## Data rows

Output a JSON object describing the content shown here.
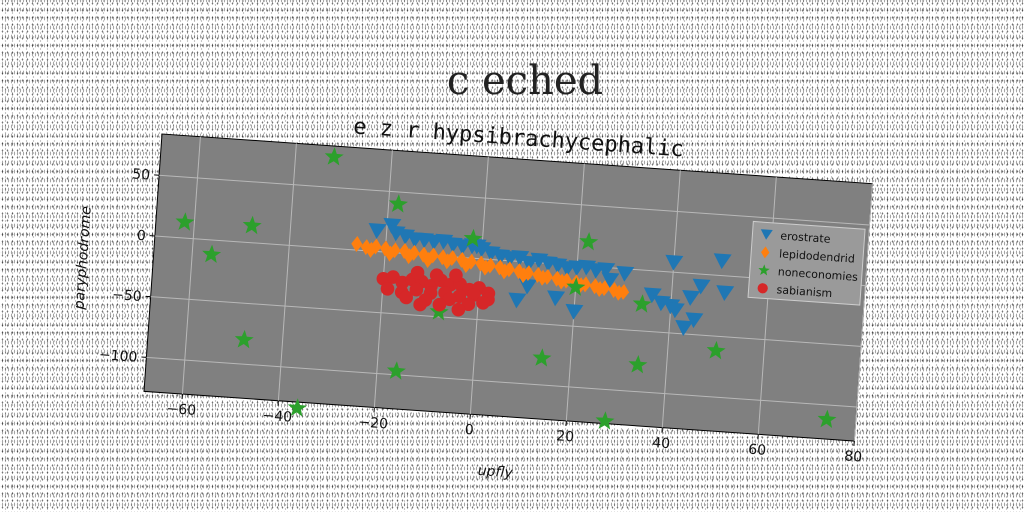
{
  "page": {
    "suptitle": "c  eched"
  },
  "chart_data": {
    "type": "scatter",
    "title": "e z r hypsibrachycephalic",
    "xlabel": "upfly",
    "ylabel": "paryphodrome",
    "xlim": [
      -68,
      80
    ],
    "ylim": [
      -128,
      84
    ],
    "x_ticks": [
      -60,
      -40,
      -20,
      0,
      20,
      40,
      60,
      80
    ],
    "y_ticks": [
      50,
      0,
      -50,
      -100
    ],
    "grid": true,
    "legend_position": "top-right",
    "background": "#808080",
    "series": [
      {
        "name": "erostrate",
        "marker": "triangle-down",
        "color": "#1f77b4",
        "points": [
          [
            -22,
            17
          ],
          [
            -19,
            22
          ],
          [
            -18,
            16
          ],
          [
            -16,
            14
          ],
          [
            -14,
            12
          ],
          [
            -12,
            12
          ],
          [
            -10,
            11
          ],
          [
            -8,
            12
          ],
          [
            -6,
            10
          ],
          [
            -4,
            9
          ],
          [
            -2,
            10
          ],
          [
            0,
            8
          ],
          [
            -1,
            10
          ],
          [
            2,
            5
          ],
          [
            4,
            3
          ],
          [
            6,
            2
          ],
          [
            8,
            3
          ],
          [
            10,
            -1
          ],
          [
            12,
            2
          ],
          [
            14,
            0
          ],
          [
            16,
            -1
          ],
          [
            18,
            -3
          ],
          [
            20,
            -2
          ],
          [
            22,
            -1
          ],
          [
            24,
            -3
          ],
          [
            26,
            -2
          ],
          [
            30,
            -4
          ],
          [
            27,
            -10
          ],
          [
            10,
            -20
          ],
          [
            8,
            -32
          ],
          [
            16,
            -28
          ],
          [
            20,
            -38
          ],
          [
            36,
            -20
          ],
          [
            38,
            -26
          ],
          [
            40,
            -28
          ],
          [
            41,
            -31
          ],
          [
            43,
            -45
          ],
          [
            44,
            -20
          ],
          [
            45,
            -38
          ],
          [
            46,
            -10
          ],
          [
            50,
            12
          ],
          [
            51,
            -14
          ],
          [
            40,
            8
          ]
        ]
      },
      {
        "name": "lepidodendrid",
        "marker": "diamond",
        "color": "#ff7f0e",
        "points": [
          [
            -26,
            5
          ],
          [
            -24,
            3
          ],
          [
            -22,
            4
          ],
          [
            -20,
            3
          ],
          [
            -18,
            2
          ],
          [
            -16,
            2
          ],
          [
            -14,
            1
          ],
          [
            -12,
            0
          ],
          [
            -10,
            0
          ],
          [
            -8,
            -1
          ],
          [
            -6,
            -1
          ],
          [
            -4,
            -2
          ],
          [
            -2,
            -3
          ],
          [
            0,
            -4
          ],
          [
            2,
            -5
          ],
          [
            4,
            -6
          ],
          [
            6,
            -7
          ],
          [
            8,
            -8
          ],
          [
            10,
            -9
          ],
          [
            12,
            -10
          ],
          [
            14,
            -11
          ],
          [
            16,
            -12
          ],
          [
            18,
            -13
          ],
          [
            20,
            -14
          ],
          [
            22,
            -15
          ],
          [
            24,
            -16
          ],
          [
            26,
            -17
          ],
          [
            28,
            -18
          ],
          [
            30,
            -19
          ],
          [
            -23,
            1
          ],
          [
            -19,
            -1
          ],
          [
            -15,
            -2
          ],
          [
            -11,
            -4
          ],
          [
            -7,
            -4
          ],
          [
            -3,
            -6
          ],
          [
            1,
            -7
          ],
          [
            5,
            -9
          ],
          [
            9,
            -11
          ],
          [
            13,
            -12
          ],
          [
            17,
            -14
          ],
          [
            21,
            -16
          ],
          [
            25,
            -18
          ],
          [
            29,
            -20
          ]
        ]
      },
      {
        "name": "noneconomies",
        "marker": "star",
        "color": "#2ca02c",
        "points": [
          [
            -32,
            75
          ],
          [
            -62,
            13
          ],
          [
            -48,
            14
          ],
          [
            -56,
            -12
          ],
          [
            -18,
            40
          ],
          [
            -2,
            16
          ],
          [
            -8,
            -46
          ],
          [
            -48,
            -80
          ],
          [
            -16,
            -97
          ],
          [
            -36,
            -133
          ],
          [
            20,
            -18
          ],
          [
            22,
            20
          ],
          [
            34,
            -28
          ],
          [
            14,
            -78
          ],
          [
            34,
            -78
          ],
          [
            28,
            -126
          ],
          [
            50,
            -62
          ],
          [
            74,
            -112
          ]
        ]
      },
      {
        "name": "sabianism",
        "marker": "circle",
        "color": "#d62728",
        "points": [
          [
            -20,
            -22
          ],
          [
            -18,
            -20
          ],
          [
            -16,
            -24
          ],
          [
            -14,
            -21
          ],
          [
            -12,
            -22
          ],
          [
            -10,
            -25
          ],
          [
            -8,
            -20
          ],
          [
            -6,
            -23
          ],
          [
            -4,
            -22
          ],
          [
            -2,
            -26
          ],
          [
            0,
            -24
          ],
          [
            2,
            -28
          ],
          [
            -19,
            -30
          ],
          [
            -16,
            -32
          ],
          [
            -13,
            -29
          ],
          [
            -10,
            -31
          ],
          [
            -7,
            -30
          ],
          [
            -4,
            -32
          ],
          [
            -1,
            -30
          ],
          [
            2,
            -33
          ],
          [
            -15,
            -36
          ],
          [
            -11,
            -37
          ],
          [
            -6,
            -35
          ],
          [
            -2,
            -38
          ],
          [
            1,
            -36
          ],
          [
            -8,
            -40
          ],
          [
            -12,
            -41
          ],
          [
            -4,
            -43
          ],
          [
            -9,
            -16
          ],
          [
            -5,
            -15
          ],
          [
            -13,
            -15
          ]
        ]
      }
    ]
  }
}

## To do
Go through the data above and transcribe it in full, omitting any image.

## Result of this task
Output a JSON object describing the content shown here.
{
  "page": {
    "suptitle": "c  eched"
  },
  "chart_data": {
    "type": "scatter",
    "title": "e z r hypsibrachycephalic",
    "xlabel": "upfly",
    "ylabel": "paryphodrome",
    "xlim": [
      -68,
      80
    ],
    "ylim": [
      -128,
      84
    ],
    "x_ticks": [
      -60,
      -40,
      -20,
      0,
      20,
      40,
      60,
      80
    ],
    "y_ticks": [
      50,
      0,
      -50,
      -100
    ],
    "grid": true,
    "legend_position": "top-right",
    "background": "#808080",
    "series": [
      {
        "name": "erostrate",
        "marker": "triangle-down",
        "color": "#1f77b4",
        "points": [
          [
            -22,
            17
          ],
          [
            -19,
            22
          ],
          [
            -18,
            16
          ],
          [
            -16,
            14
          ],
          [
            -14,
            12
          ],
          [
            -12,
            12
          ],
          [
            -10,
            11
          ],
          [
            -8,
            12
          ],
          [
            -6,
            10
          ],
          [
            -4,
            9
          ],
          [
            -2,
            10
          ],
          [
            0,
            8
          ],
          [
            -1,
            10
          ],
          [
            2,
            5
          ],
          [
            4,
            3
          ],
          [
            6,
            2
          ],
          [
            8,
            3
          ],
          [
            10,
            -1
          ],
          [
            12,
            2
          ],
          [
            14,
            0
          ],
          [
            16,
            -1
          ],
          [
            18,
            -3
          ],
          [
            20,
            -2
          ],
          [
            22,
            -1
          ],
          [
            24,
            -3
          ],
          [
            26,
            -2
          ],
          [
            30,
            -4
          ],
          [
            27,
            -10
          ],
          [
            10,
            -20
          ],
          [
            8,
            -32
          ],
          [
            16,
            -28
          ],
          [
            20,
            -38
          ],
          [
            36,
            -20
          ],
          [
            38,
            -26
          ],
          [
            40,
            -28
          ],
          [
            41,
            -31
          ],
          [
            43,
            -45
          ],
          [
            44,
            -20
          ],
          [
            45,
            -38
          ],
          [
            46,
            -10
          ],
          [
            50,
            12
          ],
          [
            51,
            -14
          ],
          [
            40,
            8
          ]
        ]
      },
      {
        "name": "lepidodendrid",
        "marker": "diamond",
        "color": "#ff7f0e",
        "points": [
          [
            -26,
            5
          ],
          [
            -24,
            3
          ],
          [
            -22,
            4
          ],
          [
            -20,
            3
          ],
          [
            -18,
            2
          ],
          [
            -16,
            2
          ],
          [
            -14,
            1
          ],
          [
            -12,
            0
          ],
          [
            -10,
            0
          ],
          [
            -8,
            -1
          ],
          [
            -6,
            -1
          ],
          [
            -4,
            -2
          ],
          [
            -2,
            -3
          ],
          [
            0,
            -4
          ],
          [
            2,
            -5
          ],
          [
            4,
            -6
          ],
          [
            6,
            -7
          ],
          [
            8,
            -8
          ],
          [
            10,
            -9
          ],
          [
            12,
            -10
          ],
          [
            14,
            -11
          ],
          [
            16,
            -12
          ],
          [
            18,
            -13
          ],
          [
            20,
            -14
          ],
          [
            22,
            -15
          ],
          [
            24,
            -16
          ],
          [
            26,
            -17
          ],
          [
            28,
            -18
          ],
          [
            30,
            -19
          ],
          [
            -23,
            1
          ],
          [
            -19,
            -1
          ],
          [
            -15,
            -2
          ],
          [
            -11,
            -4
          ],
          [
            -7,
            -4
          ],
          [
            -3,
            -6
          ],
          [
            1,
            -7
          ],
          [
            5,
            -9
          ],
          [
            9,
            -11
          ],
          [
            13,
            -12
          ],
          [
            17,
            -14
          ],
          [
            21,
            -16
          ],
          [
            25,
            -18
          ],
          [
            29,
            -20
          ]
        ]
      },
      {
        "name": "noneconomies",
        "marker": "star",
        "color": "#2ca02c",
        "points": [
          [
            -32,
            75
          ],
          [
            -62,
            13
          ],
          [
            -48,
            14
          ],
          [
            -56,
            -12
          ],
          [
            -18,
            40
          ],
          [
            -2,
            16
          ],
          [
            -8,
            -46
          ],
          [
            -48,
            -80
          ],
          [
            -16,
            -97
          ],
          [
            -36,
            -133
          ],
          [
            20,
            -18
          ],
          [
            22,
            20
          ],
          [
            34,
            -28
          ],
          [
            14,
            -78
          ],
          [
            34,
            -78
          ],
          [
            28,
            -126
          ],
          [
            50,
            -62
          ],
          [
            74,
            -112
          ]
        ]
      },
      {
        "name": "sabianism",
        "marker": "circle",
        "color": "#d62728",
        "points": [
          [
            -20,
            -22
          ],
          [
            -18,
            -20
          ],
          [
            -16,
            -24
          ],
          [
            -14,
            -21
          ],
          [
            -12,
            -22
          ],
          [
            -10,
            -25
          ],
          [
            -8,
            -20
          ],
          [
            -6,
            -23
          ],
          [
            -4,
            -22
          ],
          [
            -2,
            -26
          ],
          [
            0,
            -24
          ],
          [
            2,
            -28
          ],
          [
            -19,
            -30
          ],
          [
            -16,
            -32
          ],
          [
            -13,
            -29
          ],
          [
            -10,
            -31
          ],
          [
            -7,
            -30
          ],
          [
            -4,
            -32
          ],
          [
            -1,
            -30
          ],
          [
            2,
            -33
          ],
          [
            -15,
            -36
          ],
          [
            -11,
            -37
          ],
          [
            -6,
            -35
          ],
          [
            -2,
            -38
          ],
          [
            1,
            -36
          ],
          [
            -8,
            -40
          ],
          [
            -12,
            -41
          ],
          [
            -4,
            -43
          ],
          [
            -9,
            -16
          ],
          [
            -5,
            -15
          ],
          [
            -13,
            -15
          ]
        ]
      }
    ]
  }
}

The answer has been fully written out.